■ AVAILABLE DATA
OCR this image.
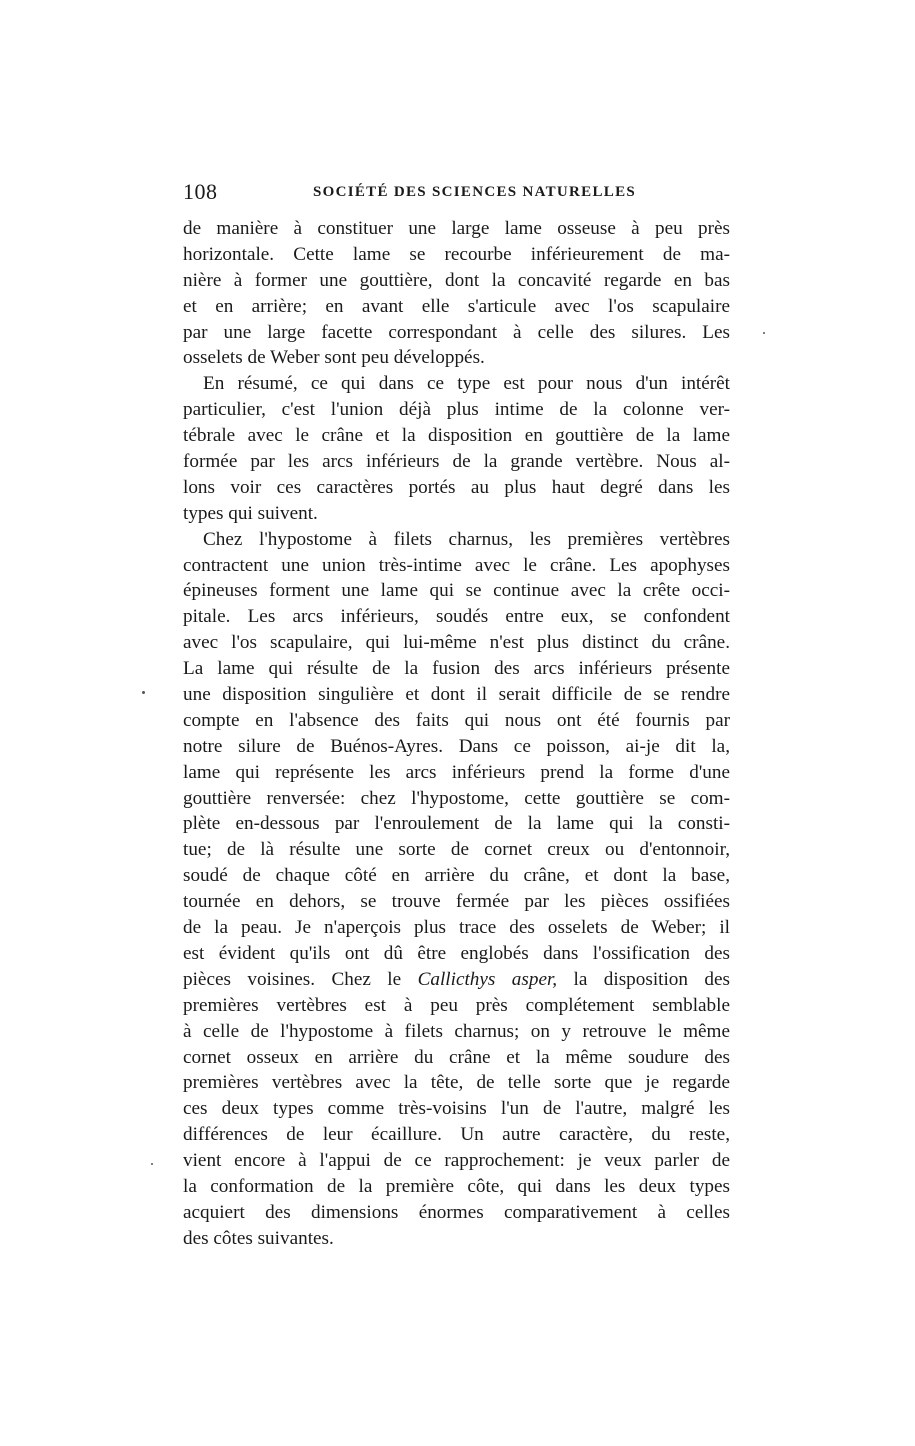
108	SOCIÉTÉ DES SCIENCES NATURELLES

de manière à constituer une large lame osseuse à peu près
horizontale. Cette lame se recourbe inférieurement de ma-
nière à former une gouttière, dont la concavité regarde en bas
et en arrière; en avant elle s'articule avec l'os scapulaire
par une large facette correspondant à celle des silures. Les
osselets de Weber sont peu développés.

En résumé, ce qui dans ce type est pour nous d'un intérêt
particulier, c'est l'union déjà plus intime de la colonne ver-
tébrale avec le crâne et la disposition en gouttière de la lame
formée par les arcs inférieurs de la grande vertèbre. Nous al-
lons voir ces caractères portés au plus haut degré dans les
types qui suivent.

Chez l'hypostome à filets charnus, les premières vertèbres
contractent une union très-intime avec le crâne. Les apophyses
épineuses forment une lame qui se continue avec la crête occi-
pitale. Les arcs inférieurs, soudés entre eux, se confondent
avec l'os scapulaire, qui lui-même n'est plus distinct du crâne.
La lame qui résulte de la fusion des arcs inférieurs présente
une disposition singulière et dont il serait difficile de se rendre
compte en l'absence des faits qui nous ont été fournis par
notre silure de Buénos-Ayres. Dans ce poisson, ai-je dit la,
lame qui représente les arcs inférieurs prend la forme d'une
gouttière renversée: chez l'hypostome, cette gouttière se com-
plète en-dessous par l'enroulement de la lame qui la consti-
tue; de là résulte une sorte de cornet creux ou d'entonnoir,
soudé de chaque côté en arrière du crâne, et dont la base,
tournée en dehors, se trouve fermée par les pièces ossifiées
de la peau. Je n'aperçois plus trace des osselets de Weber; il
est évident qu'ils ont dû être englobés dans l'ossification des
pièces voisines. Chez le Callicthys asper, la disposition des
premières vertèbres est à peu près complétement semblable
à celle de l'hypostome à filets charnus; on y retrouve le même
cornet osseux en arrière du crâne et la même soudure des
premières vertèbres avec la tête, de telle sorte que je regarde
ces deux types comme très-voisins l'un de l'autre, malgré les
différences de leur écaillure. Un autre caractère, du reste,
vient encore à l'appui de ce rapprochement: je veux parler de
la conformation de la première côte, qui dans les deux types
acquiert des dimensions énormes comparativement à celles
des côtes suivantes.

■ GOAL
Keep every word of the data as it is when you write it out, but drop the pictures.

■ TASK ANSWER
OCR this image.
108	SOCIÉTÉ DES SCIENCES NATURELLES

de manière à constituer une large lame osseuse à peu près
horizontale. Cette lame se recourbe inférieurement de ma-
nière à former une gouttière, dont la concavité regarde en bas
et en arrière; en avant elle s'articule avec l'os scapulaire
par une large facette correspondant à celle des silures. Les
osselets de Weber sont peu développés.

En résumé, ce qui dans ce type est pour nous d'un intérêt
particulier, c'est l'union déjà plus intime de la colonne ver-
tébrale avec le crâne et la disposition en gouttière de la lame
formée par les arcs inférieurs de la grande vertèbre. Nous al-
lons voir ces caractères portés au plus haut degré dans les
types qui suivent.

Chez l'hypostome à filets charnus, les premières vertèbres
contractent une union très-intime avec le crâne. Les apophyses
épineuses forment une lame qui se continue avec la crête occi-
pitale. Les arcs inférieurs, soudés entre eux, se confondent
avec l'os scapulaire, qui lui-même n'est plus distinct du crâne.
La lame qui résulte de la fusion des arcs inférieurs présente
une disposition singulière et dont il serait difficile de se rendre
compte en l'absence des faits qui nous ont été fournis par
notre silure de Buénos-Ayres. Dans ce poisson, ai-je dit la,
lame qui représente les arcs inférieurs prend la forme d'une
gouttière renversée: chez l'hypostome, cette gouttière se com-
plète en-dessous par l'enroulement de la lame qui la consti-
tue; de là résulte une sorte de cornet creux ou d'entonnoir,
soudé de chaque côté en arrière du crâne, et dont la base,
tournée en dehors, se trouve fermée par les pièces ossifiées
de la peau. Je n'aperçois plus trace des osselets de Weber; il
est évident qu'ils ont dû être englobés dans l'ossification des
pièces voisines. Chez le Callicthys asper, la disposition des
premières vertèbres est à peu près complétement semblable
à celle de l'hypostome à filets charnus; on y retrouve le même
cornet osseux en arrière du crâne et la même soudure des
premières vertèbres avec la tête, de telle sorte que je regarde
ces deux types comme très-voisins l'un de l'autre, malgré les
différences de leur écaillure. Un autre caractère, du reste,
vient encore à l'appui de ce rapprochement: je veux parler de
la conformation de la première côte, qui dans les deux types
acquiert des dimensions énormes comparativement à celles
des côtes suivantes.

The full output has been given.